>>>

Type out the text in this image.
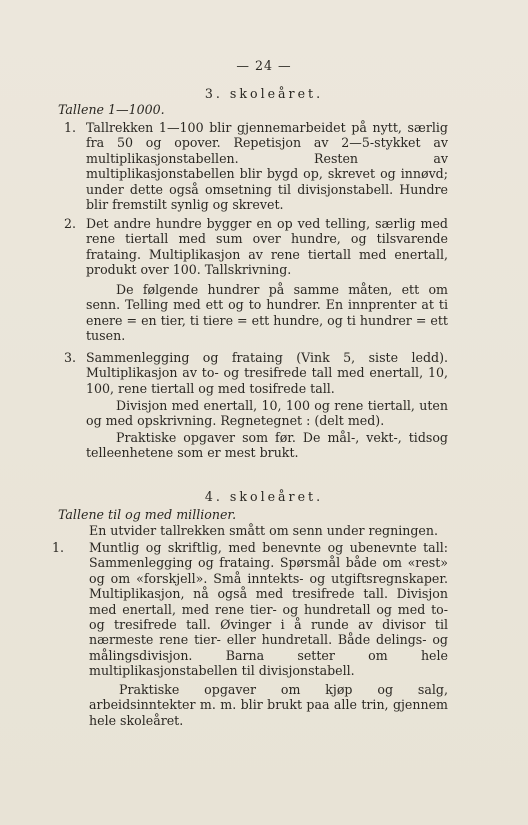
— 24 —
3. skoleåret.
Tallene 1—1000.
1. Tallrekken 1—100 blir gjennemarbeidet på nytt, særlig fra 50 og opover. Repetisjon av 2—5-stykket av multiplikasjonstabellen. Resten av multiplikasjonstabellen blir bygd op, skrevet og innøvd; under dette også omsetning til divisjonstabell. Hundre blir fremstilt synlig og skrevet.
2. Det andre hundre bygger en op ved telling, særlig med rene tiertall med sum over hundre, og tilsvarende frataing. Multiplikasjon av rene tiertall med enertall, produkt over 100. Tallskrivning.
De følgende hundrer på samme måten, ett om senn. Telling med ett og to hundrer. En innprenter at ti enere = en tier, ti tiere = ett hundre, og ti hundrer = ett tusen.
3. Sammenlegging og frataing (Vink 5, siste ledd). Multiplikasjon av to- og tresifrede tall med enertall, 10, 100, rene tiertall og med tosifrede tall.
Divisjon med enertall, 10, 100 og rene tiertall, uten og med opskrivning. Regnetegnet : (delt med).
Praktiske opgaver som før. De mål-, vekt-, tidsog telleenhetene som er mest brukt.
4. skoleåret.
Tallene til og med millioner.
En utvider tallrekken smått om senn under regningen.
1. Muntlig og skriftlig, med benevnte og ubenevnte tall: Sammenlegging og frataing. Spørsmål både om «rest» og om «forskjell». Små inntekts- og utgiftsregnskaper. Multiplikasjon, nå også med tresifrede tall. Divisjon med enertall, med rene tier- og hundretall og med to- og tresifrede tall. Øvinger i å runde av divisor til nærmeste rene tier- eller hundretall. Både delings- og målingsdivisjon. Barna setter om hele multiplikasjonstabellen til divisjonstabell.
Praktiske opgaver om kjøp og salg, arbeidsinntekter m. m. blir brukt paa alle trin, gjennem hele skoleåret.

<<<

- **Prompt**
Give every line of the material that includes the string "blir".

- **Answer to the task**
1. Tallrekken 1—100 blir gjennemarbeidet på nytt, særlig fra 50 og opover. Repetisjon av 2—5-stykket av multiplikasjonstabellen. Resten av multiplikasjonstabellen blir bygd op, skrevet og innøvd; under dette også omsetning til divisjonstabell. Hundre blir fremstilt synlig og skrevet.
Praktiske opgaver om kjøp og salg, arbeidsinntekter m. m. blir brukt paa alle trin, gjennem hele skoleåret.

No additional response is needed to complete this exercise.